* **TASK DETAILS**
Select and reproduce each line of the listing below that bears the string "this".

* **PROVIDED RECORDS**
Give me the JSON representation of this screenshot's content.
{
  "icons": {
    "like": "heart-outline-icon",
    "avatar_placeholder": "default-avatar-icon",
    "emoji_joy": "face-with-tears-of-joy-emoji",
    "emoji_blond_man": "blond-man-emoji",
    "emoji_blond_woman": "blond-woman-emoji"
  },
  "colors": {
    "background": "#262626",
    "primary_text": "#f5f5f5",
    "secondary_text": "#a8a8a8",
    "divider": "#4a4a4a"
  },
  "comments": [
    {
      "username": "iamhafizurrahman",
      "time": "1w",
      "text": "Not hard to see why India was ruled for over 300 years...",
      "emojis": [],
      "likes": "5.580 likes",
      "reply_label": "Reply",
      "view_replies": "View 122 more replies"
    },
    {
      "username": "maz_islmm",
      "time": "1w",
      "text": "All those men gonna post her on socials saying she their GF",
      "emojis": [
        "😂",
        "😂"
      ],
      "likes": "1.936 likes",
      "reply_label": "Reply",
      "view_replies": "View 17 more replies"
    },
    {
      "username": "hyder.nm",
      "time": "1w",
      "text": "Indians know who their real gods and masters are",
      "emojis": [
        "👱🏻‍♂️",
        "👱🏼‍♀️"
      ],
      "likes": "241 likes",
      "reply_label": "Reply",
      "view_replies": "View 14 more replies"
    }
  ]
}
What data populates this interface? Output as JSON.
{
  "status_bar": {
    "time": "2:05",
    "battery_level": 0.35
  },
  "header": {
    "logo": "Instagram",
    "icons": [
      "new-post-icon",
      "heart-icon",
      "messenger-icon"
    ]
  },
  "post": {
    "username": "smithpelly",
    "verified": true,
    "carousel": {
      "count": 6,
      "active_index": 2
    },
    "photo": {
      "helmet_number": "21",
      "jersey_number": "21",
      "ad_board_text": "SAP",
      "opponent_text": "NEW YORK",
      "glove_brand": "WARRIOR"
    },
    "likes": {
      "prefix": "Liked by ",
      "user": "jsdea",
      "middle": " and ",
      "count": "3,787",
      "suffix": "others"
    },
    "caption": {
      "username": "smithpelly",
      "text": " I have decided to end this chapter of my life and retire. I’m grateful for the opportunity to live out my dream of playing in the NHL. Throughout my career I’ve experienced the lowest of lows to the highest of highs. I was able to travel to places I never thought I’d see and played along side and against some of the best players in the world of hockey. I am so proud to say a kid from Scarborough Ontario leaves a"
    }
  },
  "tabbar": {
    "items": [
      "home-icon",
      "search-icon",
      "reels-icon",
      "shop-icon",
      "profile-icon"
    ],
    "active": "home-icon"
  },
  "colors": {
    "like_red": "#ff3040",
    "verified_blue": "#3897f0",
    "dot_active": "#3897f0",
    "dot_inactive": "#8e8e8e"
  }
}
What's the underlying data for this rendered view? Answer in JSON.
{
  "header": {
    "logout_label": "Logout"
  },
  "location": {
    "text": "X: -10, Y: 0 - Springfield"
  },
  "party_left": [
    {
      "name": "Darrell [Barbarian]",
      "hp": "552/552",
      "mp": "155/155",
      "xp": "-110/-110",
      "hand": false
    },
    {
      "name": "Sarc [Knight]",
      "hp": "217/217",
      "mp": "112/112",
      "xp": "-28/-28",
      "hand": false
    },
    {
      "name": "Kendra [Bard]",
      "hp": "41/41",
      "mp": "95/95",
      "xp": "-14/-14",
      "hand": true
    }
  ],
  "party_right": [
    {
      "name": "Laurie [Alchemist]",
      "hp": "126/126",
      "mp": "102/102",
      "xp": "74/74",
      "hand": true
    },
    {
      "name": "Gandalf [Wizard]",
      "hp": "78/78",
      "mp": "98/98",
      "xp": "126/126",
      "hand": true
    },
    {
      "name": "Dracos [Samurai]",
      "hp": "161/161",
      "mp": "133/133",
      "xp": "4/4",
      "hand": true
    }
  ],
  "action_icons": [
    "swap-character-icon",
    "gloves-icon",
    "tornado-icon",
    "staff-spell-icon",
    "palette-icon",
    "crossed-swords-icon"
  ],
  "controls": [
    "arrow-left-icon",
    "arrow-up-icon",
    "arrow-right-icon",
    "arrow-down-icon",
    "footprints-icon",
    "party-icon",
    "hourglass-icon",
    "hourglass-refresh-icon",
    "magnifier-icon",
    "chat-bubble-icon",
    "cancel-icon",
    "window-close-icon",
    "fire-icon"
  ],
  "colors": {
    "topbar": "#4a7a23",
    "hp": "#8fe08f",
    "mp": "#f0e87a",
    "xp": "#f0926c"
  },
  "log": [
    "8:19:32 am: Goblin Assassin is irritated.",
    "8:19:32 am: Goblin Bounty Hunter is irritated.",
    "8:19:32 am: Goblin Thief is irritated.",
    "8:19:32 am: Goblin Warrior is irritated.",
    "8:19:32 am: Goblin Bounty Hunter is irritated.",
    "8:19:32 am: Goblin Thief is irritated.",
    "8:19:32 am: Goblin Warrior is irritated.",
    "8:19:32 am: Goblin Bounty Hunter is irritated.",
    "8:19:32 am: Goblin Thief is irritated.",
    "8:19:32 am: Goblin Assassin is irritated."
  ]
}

* **SOLUTION TO THE EXERCISE**
Give me the JSON representation of this screenshot's content.
What data populates this interface? Output as JSON.
      "text": " I have decided to end this chapter of my life and retire. I’m grateful for the opportunity to live out my dream of playing in the NHL. Throughout my career I’ve experienced the lowest of lows to the highest of highs. I was able to travel to places I never thought I’d see and played along side and against some of the best players in the world of hockey. I am so proud to say a kid from Scarborough Ontario leaves a"
What's the underlying data for this rendered view? Answer in JSON.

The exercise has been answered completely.